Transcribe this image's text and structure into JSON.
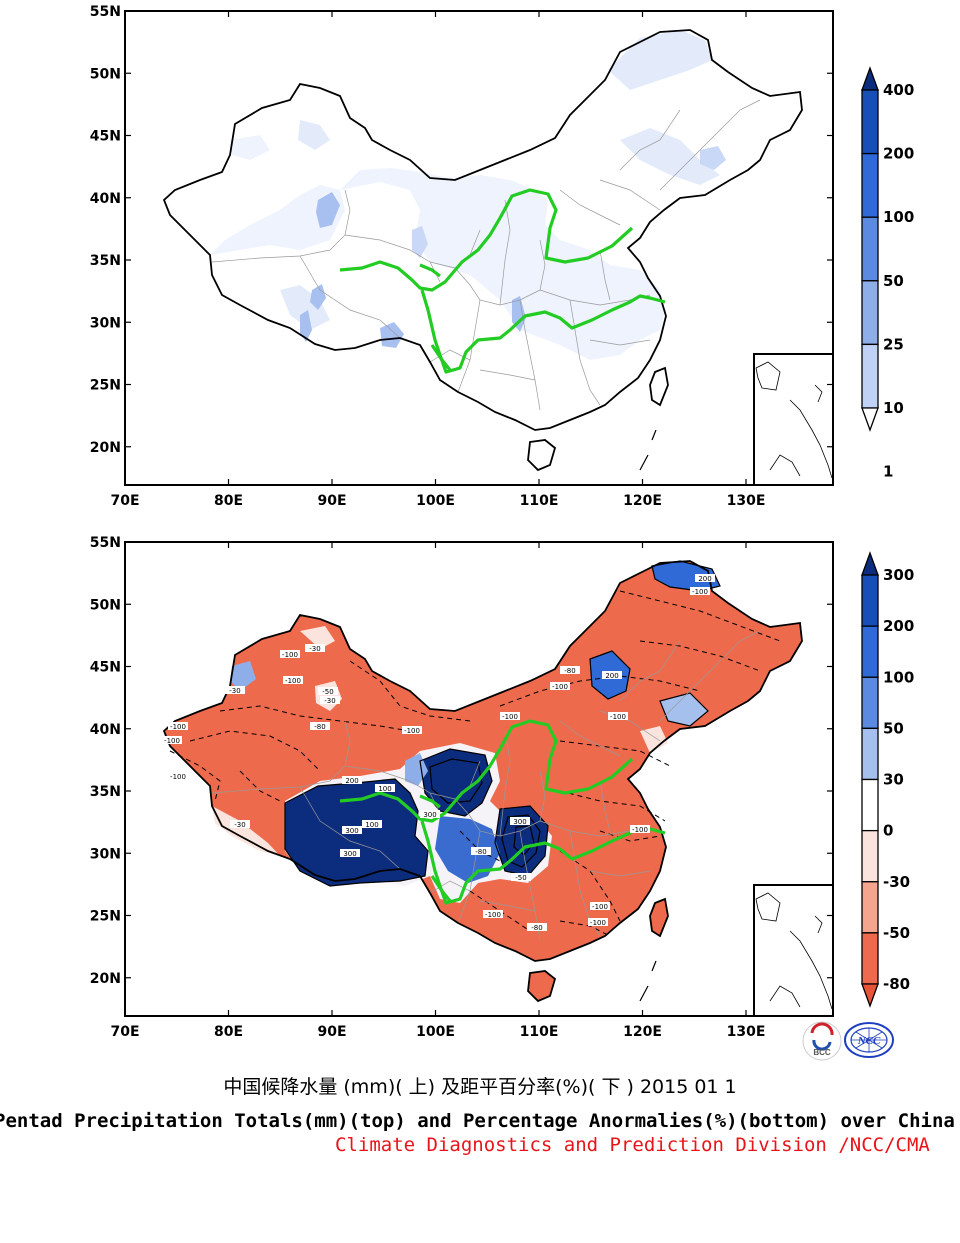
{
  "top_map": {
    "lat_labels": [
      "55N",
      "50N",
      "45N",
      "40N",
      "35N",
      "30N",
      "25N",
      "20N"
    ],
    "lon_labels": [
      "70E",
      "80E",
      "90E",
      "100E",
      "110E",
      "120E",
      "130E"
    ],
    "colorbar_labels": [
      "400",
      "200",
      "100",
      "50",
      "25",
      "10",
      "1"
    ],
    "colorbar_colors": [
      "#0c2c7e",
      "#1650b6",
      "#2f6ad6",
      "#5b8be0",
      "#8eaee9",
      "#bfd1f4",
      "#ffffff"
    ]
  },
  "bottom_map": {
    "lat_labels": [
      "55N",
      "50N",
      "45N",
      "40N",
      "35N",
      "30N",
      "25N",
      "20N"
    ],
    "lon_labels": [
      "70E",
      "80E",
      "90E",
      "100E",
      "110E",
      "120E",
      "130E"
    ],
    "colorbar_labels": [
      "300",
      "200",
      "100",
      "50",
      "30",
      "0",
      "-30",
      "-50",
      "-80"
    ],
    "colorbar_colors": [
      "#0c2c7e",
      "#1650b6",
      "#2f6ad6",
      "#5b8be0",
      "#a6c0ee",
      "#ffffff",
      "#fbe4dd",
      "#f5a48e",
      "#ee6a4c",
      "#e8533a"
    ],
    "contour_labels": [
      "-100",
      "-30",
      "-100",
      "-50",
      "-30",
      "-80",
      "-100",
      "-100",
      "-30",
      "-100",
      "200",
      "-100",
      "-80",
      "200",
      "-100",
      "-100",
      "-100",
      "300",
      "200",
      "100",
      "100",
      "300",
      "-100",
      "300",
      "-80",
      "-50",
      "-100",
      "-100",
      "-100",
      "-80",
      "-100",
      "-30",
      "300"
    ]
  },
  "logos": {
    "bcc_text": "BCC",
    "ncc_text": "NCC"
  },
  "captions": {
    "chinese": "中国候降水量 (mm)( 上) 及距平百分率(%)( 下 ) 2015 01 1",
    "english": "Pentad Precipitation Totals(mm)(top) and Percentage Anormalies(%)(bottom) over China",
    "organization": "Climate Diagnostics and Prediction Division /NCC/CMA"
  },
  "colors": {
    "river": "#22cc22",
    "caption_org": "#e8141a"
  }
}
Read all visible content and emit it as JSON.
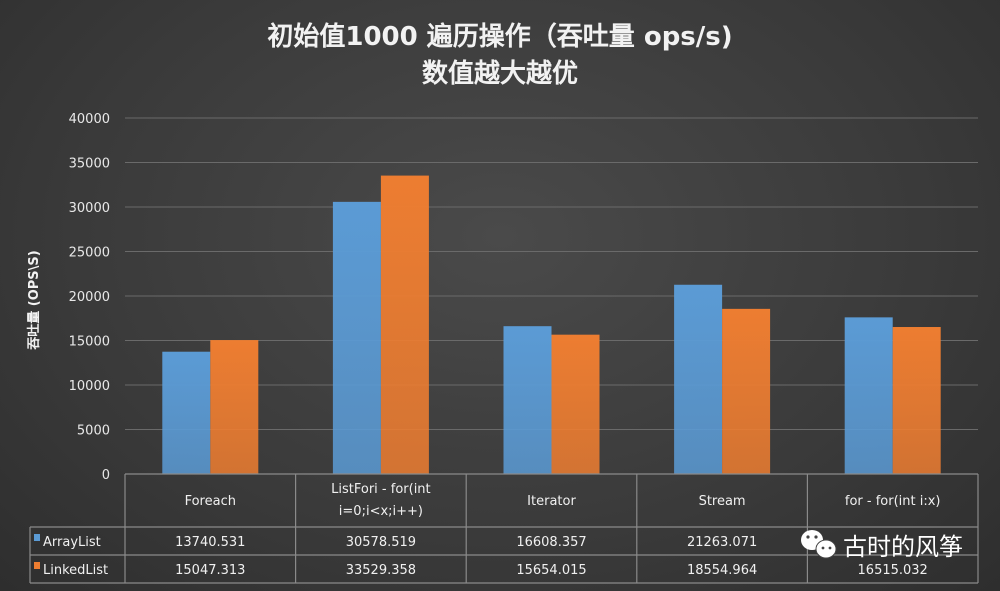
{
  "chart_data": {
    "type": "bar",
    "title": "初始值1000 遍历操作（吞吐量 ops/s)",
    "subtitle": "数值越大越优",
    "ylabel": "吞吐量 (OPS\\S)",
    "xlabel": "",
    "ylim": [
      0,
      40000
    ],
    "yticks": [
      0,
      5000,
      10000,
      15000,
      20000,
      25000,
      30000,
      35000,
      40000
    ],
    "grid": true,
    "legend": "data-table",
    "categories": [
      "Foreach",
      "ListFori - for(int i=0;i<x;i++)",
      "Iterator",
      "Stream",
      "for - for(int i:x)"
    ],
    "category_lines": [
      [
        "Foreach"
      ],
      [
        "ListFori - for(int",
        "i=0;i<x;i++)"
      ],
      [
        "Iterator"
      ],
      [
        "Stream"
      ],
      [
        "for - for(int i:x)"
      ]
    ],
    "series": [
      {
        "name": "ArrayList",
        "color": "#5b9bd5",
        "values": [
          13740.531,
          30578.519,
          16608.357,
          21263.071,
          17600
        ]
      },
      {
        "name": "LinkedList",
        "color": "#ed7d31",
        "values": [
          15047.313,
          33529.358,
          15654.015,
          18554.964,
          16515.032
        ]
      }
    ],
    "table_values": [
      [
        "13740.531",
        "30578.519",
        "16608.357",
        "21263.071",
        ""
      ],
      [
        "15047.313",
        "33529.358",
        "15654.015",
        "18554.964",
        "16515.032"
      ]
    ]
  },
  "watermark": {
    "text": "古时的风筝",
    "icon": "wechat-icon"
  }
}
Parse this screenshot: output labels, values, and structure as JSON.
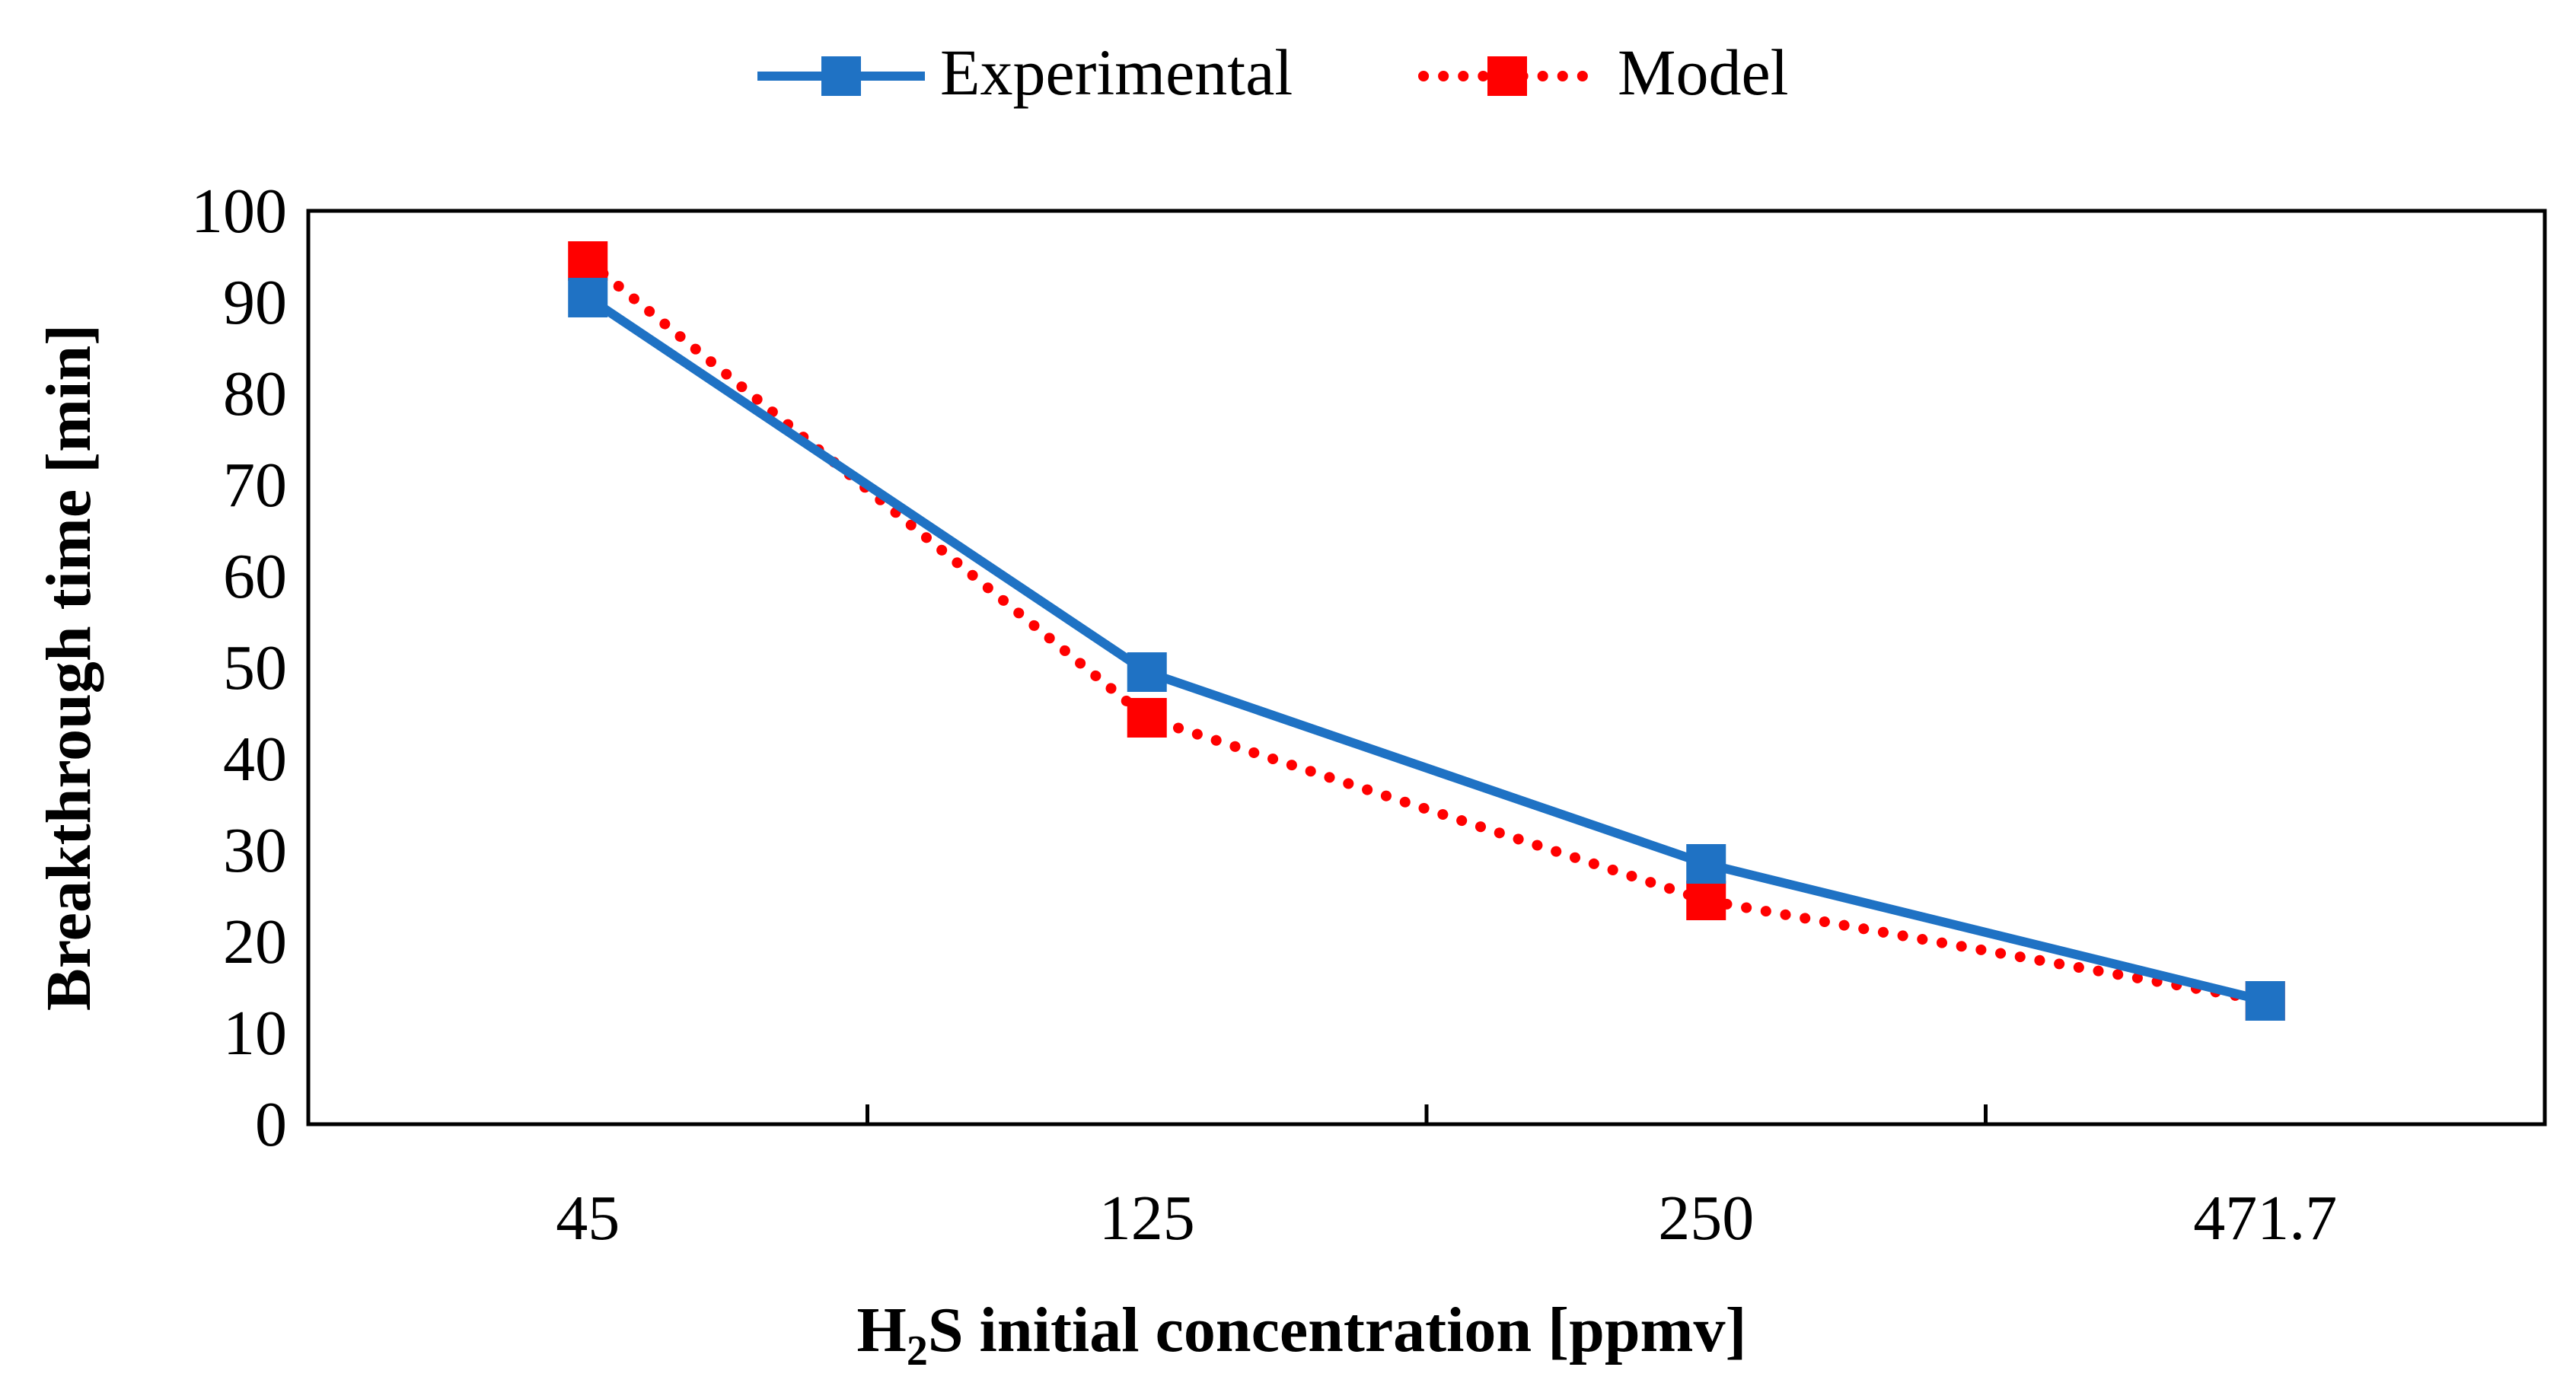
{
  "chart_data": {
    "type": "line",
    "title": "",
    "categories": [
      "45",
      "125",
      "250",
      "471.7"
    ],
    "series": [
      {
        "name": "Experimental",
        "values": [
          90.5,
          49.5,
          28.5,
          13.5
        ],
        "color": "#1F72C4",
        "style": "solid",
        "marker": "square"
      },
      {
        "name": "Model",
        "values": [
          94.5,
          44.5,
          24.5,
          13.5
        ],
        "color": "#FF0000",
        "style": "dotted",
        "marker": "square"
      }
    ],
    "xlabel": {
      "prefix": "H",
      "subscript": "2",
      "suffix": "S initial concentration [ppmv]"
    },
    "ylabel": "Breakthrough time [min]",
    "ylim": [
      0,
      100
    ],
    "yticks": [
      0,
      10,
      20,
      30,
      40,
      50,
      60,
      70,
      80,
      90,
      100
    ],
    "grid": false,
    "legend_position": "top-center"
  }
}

= = = = = = =

■ Required work: Reproduce all of the data exactly, omitting each picture it holds.

■ The answer:
Transcribe this image's text and structure into JSON.
{
  "top_map": {
    "lat_labels": [
      "55N",
      "50N",
      "45N",
      "40N",
      "35N",
      "30N",
      "25N",
      "20N"
    ],
    "lon_labels": [
      "70E",
      "80E",
      "90E",
      "100E",
      "110E",
      "120E",
      "130E"
    ],
    "colorbar_labels": [
      "400",
      "200",
      "100",
      "50",
      "25",
      "10",
      "1"
    ],
    "colorbar_colors": [
      "#0c2c7e",
      "#1650b6",
      "#2f6ad6",
      "#5b8be0",
      "#8eaee9",
      "#bfd1f4",
      "#ffffff"
    ]
  },
  "bottom_map": {
    "lat_labels": [
      "55N",
      "50N",
      "45N",
      "40N",
      "35N",
      "30N",
      "25N",
      "20N"
    ],
    "lon_labels": [
      "70E",
      "80E",
      "90E",
      "100E",
      "110E",
      "120E",
      "130E"
    ],
    "colorbar_labels": [
      "300",
      "200",
      "100",
      "50",
      "30",
      "0",
      "-30",
      "-50",
      "-80"
    ],
    "colorbar_colors": [
      "#0c2c7e",
      "#1650b6",
      "#2f6ad6",
      "#5b8be0",
      "#a6c0ee",
      "#ffffff",
      "#fbe4dd",
      "#f5a48e",
      "#ee6a4c",
      "#e8533a"
    ],
    "contour_labels": [
      "-100",
      "-30",
      "-100",
      "-50",
      "-30",
      "-80",
      "-100",
      "-100",
      "-30",
      "-100",
      "200",
      "-100",
      "-80",
      "200",
      "-100",
      "-100",
      "-100",
      "300",
      "200",
      "100",
      "100",
      "300",
      "-100",
      "300",
      "-80",
      "-50",
      "-100",
      "-100",
      "-100",
      "-80",
      "-100",
      "-30",
      "300"
    ]
  },
  "logos": {
    "bcc_text": "BCC",
    "ncc_text": "NCC"
  },
  "captions": {
    "chinese": "中国候降水量 (mm)( 上) 及距平百分率(%)( 下 ) 2015 01 1",
    "english": "Pentad Precipitation Totals(mm)(top) and Percentage Anormalies(%)(bottom) over China",
    "organization": "Climate Diagnostics and Prediction Division /NCC/CMA"
  },
  "colors": {
    "river": "#22cc22",
    "caption_org": "#e8141a"
  }
}
Read all visible content and emit it as JSON.
{
  "chart_data": {
    "type": "bar",
    "title": "初始值1000 遍历操作（吞吐量 ops/s)",
    "subtitle": "数值越大越优",
    "ylabel": "吞吐量 (OPS\\S)",
    "xlabel": "",
    "ylim": [
      0,
      40000
    ],
    "yticks": [
      0,
      5000,
      10000,
      15000,
      20000,
      25000,
      30000,
      35000,
      40000
    ],
    "grid": true,
    "legend": "data-table",
    "categories": [
      "Foreach",
      "ListFori - for(int i=0;i<x;i++)",
      "Iterator",
      "Stream",
      "for - for(int i:x)"
    ],
    "category_lines": [
      [
        "Foreach"
      ],
      [
        "ListFori - for(int",
        "i=0;i<x;i++)"
      ],
      [
        "Iterator"
      ],
      [
        "Stream"
      ],
      [
        "for - for(int i:x)"
      ]
    ],
    "series": [
      {
        "name": "ArrayList",
        "color": "#5b9bd5",
        "values": [
          13740.531,
          30578.519,
          16608.357,
          21263.071,
          17600
        ]
      },
      {
        "name": "LinkedList",
        "color": "#ed7d31",
        "values": [
          15047.313,
          33529.358,
          15654.015,
          18554.964,
          16515.032
        ]
      }
    ],
    "table_values": [
      [
        "13740.531",
        "30578.519",
        "16608.357",
        "21263.071",
        ""
      ],
      [
        "15047.313",
        "33529.358",
        "15654.015",
        "18554.964",
        "16515.032"
      ]
    ]
  },
  "watermark": {
    "text": "古时的风筝",
    "icon": "wechat-icon"
  }
}
Parse this screenshot: output labels, values, and structure as JSON.
{
  "chart_data": {
    "type": "line",
    "title": "",
    "categories": [
      "45",
      "125",
      "250",
      "471.7"
    ],
    "series": [
      {
        "name": "Experimental",
        "values": [
          90.5,
          49.5,
          28.5,
          13.5
        ],
        "color": "#1F72C4",
        "style": "solid",
        "marker": "square"
      },
      {
        "name": "Model",
        "values": [
          94.5,
          44.5,
          24.5,
          13.5
        ],
        "color": "#FF0000",
        "style": "dotted",
        "marker": "square"
      }
    ],
    "xlabel": {
      "prefix": "H",
      "subscript": "2",
      "suffix": "S initial concentration [ppmv]"
    },
    "ylabel": "Breakthrough time [min]",
    "ylim": [
      0,
      100
    ],
    "yticks": [
      0,
      10,
      20,
      30,
      40,
      50,
      60,
      70,
      80,
      90,
      100
    ],
    "grid": false,
    "legend_position": "top-center"
  }
}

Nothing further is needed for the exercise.